Stored items from a collection
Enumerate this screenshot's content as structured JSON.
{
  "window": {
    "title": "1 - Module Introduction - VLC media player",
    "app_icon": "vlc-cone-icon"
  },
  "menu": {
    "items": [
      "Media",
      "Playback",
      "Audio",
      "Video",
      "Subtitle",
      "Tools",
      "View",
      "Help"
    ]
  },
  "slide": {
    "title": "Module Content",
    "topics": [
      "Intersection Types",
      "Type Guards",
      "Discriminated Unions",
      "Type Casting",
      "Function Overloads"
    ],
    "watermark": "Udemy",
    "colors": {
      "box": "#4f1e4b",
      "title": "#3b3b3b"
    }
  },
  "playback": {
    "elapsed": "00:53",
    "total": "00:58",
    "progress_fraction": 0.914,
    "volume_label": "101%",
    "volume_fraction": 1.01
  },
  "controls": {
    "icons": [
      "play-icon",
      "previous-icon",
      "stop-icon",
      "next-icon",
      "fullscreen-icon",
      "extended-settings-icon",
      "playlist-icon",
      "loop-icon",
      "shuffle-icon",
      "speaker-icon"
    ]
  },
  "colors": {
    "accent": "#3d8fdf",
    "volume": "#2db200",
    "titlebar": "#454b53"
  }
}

_The exercise_
Reproduce the whole listing word for word.

_Response for this exercise_
Enumerate this screenshot's content as structured JSON.
{
  "window": {
    "title": "1 - Module Introduction - VLC media player",
    "app_icon": "vlc-cone-icon"
  },
  "menu": {
    "items": [
      "Media",
      "Playback",
      "Audio",
      "Video",
      "Subtitle",
      "Tools",
      "View",
      "Help"
    ]
  },
  "slide": {
    "title": "Module Content",
    "topics": [
      "Intersection Types",
      "Type Guards",
      "Discriminated Unions",
      "Type Casting",
      "Function Overloads"
    ],
    "watermark": "Udemy",
    "colors": {
      "box": "#4f1e4b",
      "title": "#3b3b3b"
    }
  },
  "playback": {
    "elapsed": "00:53",
    "total": "00:58",
    "progress_fraction": 0.914,
    "volume_label": "101%",
    "volume_fraction": 1.01
  },
  "controls": {
    "icons": [
      "play-icon",
      "previous-icon",
      "stop-icon",
      "next-icon",
      "fullscreen-icon",
      "extended-settings-icon",
      "playlist-icon",
      "loop-icon",
      "shuffle-icon",
      "speaker-icon"
    ]
  },
  "colors": {
    "accent": "#3d8fdf",
    "volume": "#2db200",
    "titlebar": "#454b53"
  }
}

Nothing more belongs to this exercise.